=== Goal of the exercise ===
Copy all lines below containing "localnetwork".

=== Provided data ===
---
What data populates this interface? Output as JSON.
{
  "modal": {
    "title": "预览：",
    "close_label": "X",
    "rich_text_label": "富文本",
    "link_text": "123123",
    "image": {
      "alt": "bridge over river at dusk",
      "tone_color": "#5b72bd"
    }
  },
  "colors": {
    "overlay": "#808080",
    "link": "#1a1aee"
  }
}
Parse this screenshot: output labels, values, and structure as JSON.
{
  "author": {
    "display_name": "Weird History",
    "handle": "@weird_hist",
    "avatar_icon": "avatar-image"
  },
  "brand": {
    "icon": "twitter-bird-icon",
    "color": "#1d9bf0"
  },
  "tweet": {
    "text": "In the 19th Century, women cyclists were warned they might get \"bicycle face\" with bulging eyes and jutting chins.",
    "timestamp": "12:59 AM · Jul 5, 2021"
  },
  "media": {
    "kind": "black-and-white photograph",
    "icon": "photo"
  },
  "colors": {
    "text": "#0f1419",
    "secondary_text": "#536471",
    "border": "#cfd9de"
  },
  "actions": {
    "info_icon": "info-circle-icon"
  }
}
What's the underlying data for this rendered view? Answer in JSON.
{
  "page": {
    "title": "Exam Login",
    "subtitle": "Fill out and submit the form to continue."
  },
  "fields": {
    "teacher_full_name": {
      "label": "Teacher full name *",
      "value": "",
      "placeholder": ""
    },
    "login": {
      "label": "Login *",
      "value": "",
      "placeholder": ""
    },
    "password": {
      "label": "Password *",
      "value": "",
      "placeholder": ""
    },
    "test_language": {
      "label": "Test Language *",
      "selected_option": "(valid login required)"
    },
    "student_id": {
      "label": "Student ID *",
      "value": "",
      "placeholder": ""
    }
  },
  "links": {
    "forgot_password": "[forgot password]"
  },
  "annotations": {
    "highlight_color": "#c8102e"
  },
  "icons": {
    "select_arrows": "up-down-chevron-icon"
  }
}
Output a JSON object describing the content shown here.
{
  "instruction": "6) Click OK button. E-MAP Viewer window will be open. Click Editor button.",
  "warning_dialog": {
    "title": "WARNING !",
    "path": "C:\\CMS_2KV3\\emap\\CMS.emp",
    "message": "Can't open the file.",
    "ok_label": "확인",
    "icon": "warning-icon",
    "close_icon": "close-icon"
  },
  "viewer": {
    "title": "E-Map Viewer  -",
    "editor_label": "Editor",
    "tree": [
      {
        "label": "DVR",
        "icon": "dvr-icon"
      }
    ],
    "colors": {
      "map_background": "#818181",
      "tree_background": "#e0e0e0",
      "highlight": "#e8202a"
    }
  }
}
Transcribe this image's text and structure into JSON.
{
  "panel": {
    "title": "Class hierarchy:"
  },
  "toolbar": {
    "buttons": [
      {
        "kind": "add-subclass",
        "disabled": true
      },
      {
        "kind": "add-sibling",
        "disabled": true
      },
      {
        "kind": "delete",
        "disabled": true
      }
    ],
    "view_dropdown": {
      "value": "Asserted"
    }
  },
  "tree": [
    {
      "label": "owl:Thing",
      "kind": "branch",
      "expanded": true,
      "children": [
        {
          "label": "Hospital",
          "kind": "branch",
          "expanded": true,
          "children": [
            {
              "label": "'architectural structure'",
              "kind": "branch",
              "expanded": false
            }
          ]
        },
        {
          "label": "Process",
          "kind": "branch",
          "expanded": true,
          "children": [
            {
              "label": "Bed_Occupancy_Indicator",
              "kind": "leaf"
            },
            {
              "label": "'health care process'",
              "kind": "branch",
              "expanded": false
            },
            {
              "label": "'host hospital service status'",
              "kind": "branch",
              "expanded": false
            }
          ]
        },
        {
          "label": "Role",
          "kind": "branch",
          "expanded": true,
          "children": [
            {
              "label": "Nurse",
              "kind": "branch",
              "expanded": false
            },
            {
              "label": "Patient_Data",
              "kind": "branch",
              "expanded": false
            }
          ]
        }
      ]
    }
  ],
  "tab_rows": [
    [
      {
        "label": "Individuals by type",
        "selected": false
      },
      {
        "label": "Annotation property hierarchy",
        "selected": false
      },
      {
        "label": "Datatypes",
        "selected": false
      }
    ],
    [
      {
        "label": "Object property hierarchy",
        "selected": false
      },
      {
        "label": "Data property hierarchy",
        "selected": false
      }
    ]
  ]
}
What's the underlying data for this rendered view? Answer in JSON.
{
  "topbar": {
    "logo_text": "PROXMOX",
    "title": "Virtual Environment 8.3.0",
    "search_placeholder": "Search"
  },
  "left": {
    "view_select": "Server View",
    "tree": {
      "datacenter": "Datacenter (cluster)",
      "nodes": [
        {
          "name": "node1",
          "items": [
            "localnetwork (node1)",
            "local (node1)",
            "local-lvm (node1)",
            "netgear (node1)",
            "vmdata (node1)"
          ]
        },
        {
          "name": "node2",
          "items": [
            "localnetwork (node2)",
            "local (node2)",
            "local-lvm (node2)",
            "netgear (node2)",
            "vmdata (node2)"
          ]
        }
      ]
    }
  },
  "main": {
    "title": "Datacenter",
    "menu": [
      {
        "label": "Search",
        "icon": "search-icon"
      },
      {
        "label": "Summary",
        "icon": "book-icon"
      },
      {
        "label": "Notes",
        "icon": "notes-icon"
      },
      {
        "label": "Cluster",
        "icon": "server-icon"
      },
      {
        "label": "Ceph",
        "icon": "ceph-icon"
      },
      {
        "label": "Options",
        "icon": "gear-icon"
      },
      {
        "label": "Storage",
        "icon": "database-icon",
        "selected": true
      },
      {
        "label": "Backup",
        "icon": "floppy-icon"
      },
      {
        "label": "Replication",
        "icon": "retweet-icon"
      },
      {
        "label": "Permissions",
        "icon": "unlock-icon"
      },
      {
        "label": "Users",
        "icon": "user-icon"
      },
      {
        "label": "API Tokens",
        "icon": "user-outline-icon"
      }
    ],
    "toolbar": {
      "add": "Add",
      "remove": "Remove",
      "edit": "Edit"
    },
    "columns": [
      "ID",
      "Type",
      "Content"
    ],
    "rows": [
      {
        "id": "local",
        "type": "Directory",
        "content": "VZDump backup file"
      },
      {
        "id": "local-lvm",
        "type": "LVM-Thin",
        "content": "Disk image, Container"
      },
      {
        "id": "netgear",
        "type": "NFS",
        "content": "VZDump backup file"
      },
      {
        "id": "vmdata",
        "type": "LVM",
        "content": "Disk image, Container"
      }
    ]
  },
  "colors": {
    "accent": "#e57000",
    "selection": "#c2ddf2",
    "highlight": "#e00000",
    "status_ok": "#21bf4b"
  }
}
---
=== The completed task ===
            "localnetwork (node1)",
            "localnetwork (node2)",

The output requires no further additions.